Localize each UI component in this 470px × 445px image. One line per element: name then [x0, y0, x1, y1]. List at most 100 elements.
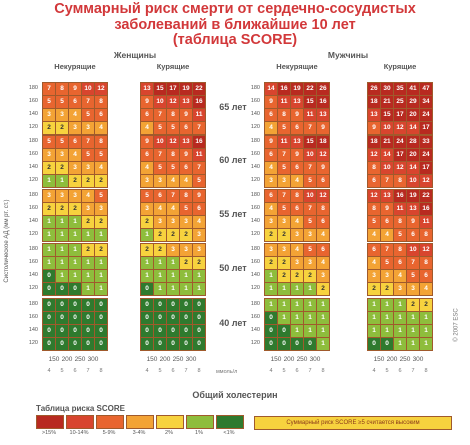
legend-swatch [36, 415, 64, 429]
risk-cell: 1 [394, 325, 406, 337]
risk-cell: 7 [407, 257, 419, 269]
risk-cell: 0 [82, 299, 94, 311]
risk-cell: 2 [56, 203, 68, 215]
risk-cell: 6 [69, 136, 81, 148]
risk-cell: 6 [368, 175, 380, 187]
risk-cell: 1 [317, 338, 329, 350]
risk-cell: 0 [193, 312, 205, 324]
risk-cell: 1 [317, 299, 329, 311]
risk-cell: 3 [82, 122, 94, 134]
bp-tick-label: 180 [28, 85, 38, 91]
risk-cell: 2 [278, 229, 290, 241]
risk-cell: 6 [317, 175, 329, 187]
risk-cell: 0 [56, 283, 68, 295]
risk-cell: 16 [420, 203, 432, 215]
bp-tick-label: 180 [250, 192, 260, 198]
risk-cell: 0 [167, 338, 179, 350]
x-tick-label: 250 [399, 356, 411, 363]
bp-tick-label: 120 [28, 177, 38, 183]
risk-cell: 3 [56, 149, 68, 161]
x-tick-mmol-label: 6 [73, 368, 77, 374]
risk-cell: 16 [278, 83, 290, 95]
risk-cell: 1 [167, 283, 179, 295]
risk-cell: 4 [95, 122, 107, 134]
risk-cell: 0 [141, 299, 153, 311]
risk-cell: 9 [317, 162, 329, 174]
risk-cell: 1 [56, 229, 68, 241]
risk-cell: 13 [381, 190, 393, 202]
risk-cell: 0 [265, 325, 277, 337]
legend-label: 1% [195, 430, 203, 436]
x-tick-mmol-label: 5 [60, 368, 64, 374]
risk-cell: 0 [265, 312, 277, 324]
risk-cell: 3 [82, 203, 94, 215]
risk-cell: 3 [193, 244, 205, 256]
bp-tick-label: 140 [250, 272, 260, 278]
risk-cell: 3 [180, 244, 192, 256]
risk-cell: 7 [278, 149, 290, 161]
risk-cell: 2 [381, 283, 393, 295]
risk-cell: 5 [56, 96, 68, 108]
x-tick-mmol-label: 4 [372, 368, 376, 374]
risk-cell: 6 [265, 190, 277, 202]
risk-cell: 6 [317, 244, 329, 256]
risk-cell: 5 [193, 175, 205, 187]
risk-cell: 15 [381, 109, 393, 121]
risk-cell: 8 [180, 190, 192, 202]
risk-cell: 6 [317, 216, 329, 228]
risk-cell: 10 [304, 149, 316, 161]
risk-cell: 0 [82, 325, 94, 337]
bp-tick-label: 160 [250, 205, 260, 211]
risk-cell: 5 [381, 257, 393, 269]
risk-cell: 20 [407, 109, 419, 121]
risk-cell: 2 [141, 216, 153, 228]
risk-cell: 6 [368, 244, 380, 256]
risk-cell: 13 [291, 96, 303, 108]
risk-cell: 1 [265, 299, 277, 311]
risk-cell: 7 [278, 190, 290, 202]
risk-cell: 2 [56, 162, 68, 174]
risk-cell: 34 [420, 96, 432, 108]
age-label: 50 лет [219, 263, 247, 273]
risk-cell: 3 [278, 216, 290, 228]
risk-cell: 12 [317, 149, 329, 161]
risk-cell: 9 [265, 136, 277, 148]
risk-cell: 22 [420, 190, 432, 202]
risk-cell: 21 [381, 96, 393, 108]
risk-cell: 0 [43, 270, 55, 282]
bp-tick-label: 160 [28, 205, 38, 211]
risk-cell: 2 [43, 203, 55, 215]
legend-swatch [126, 415, 154, 429]
bp-tick-label: 160 [250, 151, 260, 157]
risk-cell: 1 [95, 270, 107, 282]
risk-cell: 2 [193, 257, 205, 269]
risk-cell: 6 [407, 229, 419, 241]
risk-cell: 4 [82, 190, 94, 202]
risk-cell: 47 [420, 83, 432, 95]
risk-cell: 3 [56, 190, 68, 202]
risk-cell: 11 [420, 216, 432, 228]
x-tick-mmol-label: 7 [411, 368, 415, 374]
risk-cell: 33 [420, 136, 432, 148]
risk-cell: 3 [394, 283, 406, 295]
risk-cell: 41 [407, 83, 419, 95]
x-tick-mmol-label: 5 [158, 368, 162, 374]
risk-cell: 5 [278, 203, 290, 215]
risk-cell: 4 [317, 257, 329, 269]
risk-cell: 1 [180, 283, 192, 295]
risk-cell: 1 [368, 325, 380, 337]
legend-label: 5-9% [102, 430, 116, 436]
risk-cell: 4 [167, 203, 179, 215]
legend-note: Суммарный риск SCORE ≥5 считается высоки… [254, 416, 452, 430]
risk-cell: 19 [180, 83, 192, 95]
legend-swatch [96, 415, 124, 429]
risk-cell: 9 [141, 136, 153, 148]
risk-cell: 16 [394, 190, 406, 202]
risk-cell: 3 [278, 175, 290, 187]
risk-cell: 1 [394, 338, 406, 350]
risk-cell: 9 [180, 149, 192, 161]
risk-cell: 6 [265, 149, 277, 161]
risk-cell: 13 [291, 136, 303, 148]
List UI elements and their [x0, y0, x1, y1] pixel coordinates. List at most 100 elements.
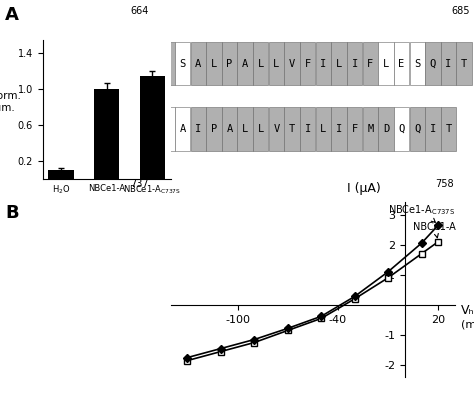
Text: F: F — [148, 58, 155, 69]
Text: AE1: AE1 — [96, 57, 118, 70]
Bar — [140, 75, 165, 179]
Bar — [237, 107, 253, 151]
Text: V: V — [273, 124, 280, 134]
Text: NBCe1-A$_{\mathregular{C737S}}$: NBCe1-A$_{\mathregular{C737S}}$ — [388, 203, 455, 222]
Bar — [206, 42, 221, 85]
Bar — [425, 42, 440, 85]
Text: Q: Q — [430, 58, 436, 69]
Text: Vₕ: Vₕ — [461, 304, 474, 317]
Text: A: A — [164, 124, 170, 134]
Text: E: E — [399, 58, 405, 69]
Text: C: C — [133, 124, 139, 134]
Bar — [253, 42, 268, 85]
Bar — [237, 42, 253, 85]
Text: 737: 737 — [130, 179, 149, 189]
Text: L: L — [336, 58, 342, 69]
Bar — [144, 107, 159, 151]
Bar — [363, 42, 378, 85]
Text: I: I — [446, 58, 452, 69]
Bar — [175, 107, 190, 151]
Text: L: L — [148, 124, 155, 134]
Text: I: I — [352, 58, 358, 69]
Text: V: V — [289, 58, 295, 69]
Bar — [191, 107, 206, 151]
Bar — [269, 107, 284, 151]
Text: P: P — [227, 58, 233, 69]
Text: Q: Q — [414, 124, 420, 134]
Bar — [222, 42, 237, 85]
Text: T: T — [446, 124, 452, 134]
Text: L: L — [258, 124, 264, 134]
Text: 685: 685 — [451, 6, 470, 16]
Text: P: P — [211, 124, 217, 134]
Text: M: M — [367, 124, 374, 134]
Bar — [316, 107, 331, 151]
Text: NBCe1-A: NBCe1-A — [413, 222, 456, 238]
Bar — [300, 107, 315, 151]
Text: I: I — [320, 58, 327, 69]
Bar — [128, 42, 143, 85]
Bar — [206, 107, 221, 151]
Text: F: F — [367, 58, 374, 69]
Bar — [347, 107, 362, 151]
Text: A: A — [180, 124, 186, 134]
Bar — [378, 107, 393, 151]
Text: A: A — [164, 58, 170, 69]
Bar — [300, 42, 315, 85]
Bar — [410, 42, 425, 85]
Bar — [159, 107, 174, 151]
Text: F: F — [352, 124, 358, 134]
Bar — [175, 42, 190, 85]
Text: T: T — [461, 58, 467, 69]
Bar — [425, 107, 440, 151]
Text: L: L — [273, 58, 280, 69]
Text: 664: 664 — [130, 6, 149, 16]
Text: I: I — [195, 124, 201, 134]
Bar — [128, 107, 143, 151]
Bar — [253, 107, 268, 151]
Bar — [456, 42, 472, 85]
Text: L: L — [320, 124, 327, 134]
Text: T: T — [289, 124, 295, 134]
Bar — [284, 107, 300, 151]
Text: A: A — [227, 124, 233, 134]
Text: A: A — [5, 6, 18, 24]
Bar — [331, 107, 346, 151]
Text: I: I — [336, 124, 342, 134]
Bar — [222, 107, 237, 151]
Bar — [331, 42, 346, 85]
Text: S: S — [414, 58, 420, 69]
Text: F: F — [305, 58, 311, 69]
Text: A: A — [195, 58, 201, 69]
Bar — [394, 42, 409, 85]
Bar — [144, 42, 159, 85]
Text: M: M — [133, 58, 139, 69]
Text: L: L — [258, 58, 264, 69]
Text: 758: 758 — [436, 179, 454, 189]
Text: I: I — [305, 124, 311, 134]
Bar — [394, 107, 409, 151]
Bar — [363, 107, 378, 151]
Bar — [159, 42, 174, 85]
Text: NBCe1: NBCe1 — [79, 123, 118, 135]
Bar — [410, 107, 425, 151]
Text: L: L — [242, 124, 248, 134]
Bar — [191, 42, 206, 85]
Bar — [316, 42, 331, 85]
Text: I (μA): I (μA) — [347, 183, 381, 195]
Bar — [94, 89, 119, 179]
Text: I: I — [430, 124, 436, 134]
Bar — [284, 42, 300, 85]
Text: A: A — [242, 58, 248, 69]
Text: B: B — [6, 204, 19, 222]
Text: D: D — [383, 124, 389, 134]
Bar — [347, 42, 362, 85]
Text: Q: Q — [399, 124, 405, 134]
Bar — [441, 107, 456, 151]
Bar — [378, 42, 393, 85]
Text: S: S — [180, 58, 186, 69]
Text: L: L — [383, 58, 389, 69]
Bar — [269, 42, 284, 85]
Text: L: L — [211, 58, 217, 69]
Text: Norm.
Lum.: Norm. Lum. — [0, 91, 21, 114]
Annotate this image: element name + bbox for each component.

# # # # # # #

Your instructions ▸ Retype the data verbatim, from the line containing "Text: F: F — [148, 58, 155, 69]" down to the line containing "Bar — [331, 42, 346, 85]", with both of those lines included.

Full answer ▸
Text: F: F — [148, 58, 155, 69]
Text: AE1: AE1 — [96, 57, 118, 70]
Bar — [140, 75, 165, 179]
Bar — [237, 107, 253, 151]
Text: V: V — [273, 124, 280, 134]
Text: NBCe1-A$_{\mathregular{C737S}}$: NBCe1-A$_{\mathregular{C737S}}$ — [388, 203, 455, 222]
Bar — [206, 42, 221, 85]
Bar — [425, 42, 440, 85]
Text: Q: Q — [430, 58, 436, 69]
Text: Vₕ: Vₕ — [461, 304, 474, 317]
Text: A: A — [164, 124, 170, 134]
Text: E: E — [399, 58, 405, 69]
Text: C: C — [133, 124, 139, 134]
Bar — [253, 42, 268, 85]
Bar — [237, 42, 253, 85]
Text: 737: 737 — [130, 179, 149, 189]
Text: L: L — [336, 58, 342, 69]
Bar — [144, 107, 159, 151]
Bar — [363, 42, 378, 85]
Text: I: I — [446, 58, 452, 69]
Bar — [175, 107, 190, 151]
Text: L: L — [148, 124, 155, 134]
Text: I: I — [352, 58, 358, 69]
Text: V: V — [289, 58, 295, 69]
Bar — [191, 107, 206, 151]
Bar — [269, 107, 284, 151]
Text: P: P — [227, 58, 233, 69]
Text: Q: Q — [414, 124, 420, 134]
Bar — [222, 42, 237, 85]
Text: T: T — [446, 124, 452, 134]
Text: L: L — [258, 124, 264, 134]
Text: 685: 685 — [451, 6, 470, 16]
Text: P: P — [211, 124, 217, 134]
Text: M: M — [367, 124, 374, 134]
Bar — [316, 107, 331, 151]
Text: NBCe1-A: NBCe1-A — [413, 222, 456, 238]
Bar — [300, 107, 315, 151]
Text: I: I — [320, 58, 327, 69]
Bar — [128, 42, 143, 85]
Bar — [206, 107, 221, 151]
Text: F: F — [367, 58, 374, 69]
Bar — [347, 107, 362, 151]
Text: A: A — [180, 124, 186, 134]
Bar — [378, 107, 393, 151]
Text: A: A — [164, 58, 170, 69]
Bar — [300, 42, 315, 85]
Bar — [410, 42, 425, 85]
Bar — [159, 107, 174, 151]
Text: F: F — [352, 124, 358, 134]
Bar — [175, 42, 190, 85]
Text: T: T — [461, 58, 467, 69]
Bar — [425, 107, 440, 151]
Text: L: L — [273, 58, 280, 69]
Text: 664: 664 — [130, 6, 149, 16]
Text: I: I — [195, 124, 201, 134]
Bar — [128, 107, 143, 151]
Bar — [253, 107, 268, 151]
Bar — [456, 42, 472, 85]
Text: L: L — [320, 124, 327, 134]
Text: T: T — [289, 124, 295, 134]
Bar — [284, 107, 300, 151]
Text: A: A — [227, 124, 233, 134]
Text: A: A — [5, 6, 18, 24]
Bar — [331, 107, 346, 151]
Text: I: I — [336, 124, 342, 134]
Bar — [222, 107, 237, 151]
Bar — [331, 42, 346, 85]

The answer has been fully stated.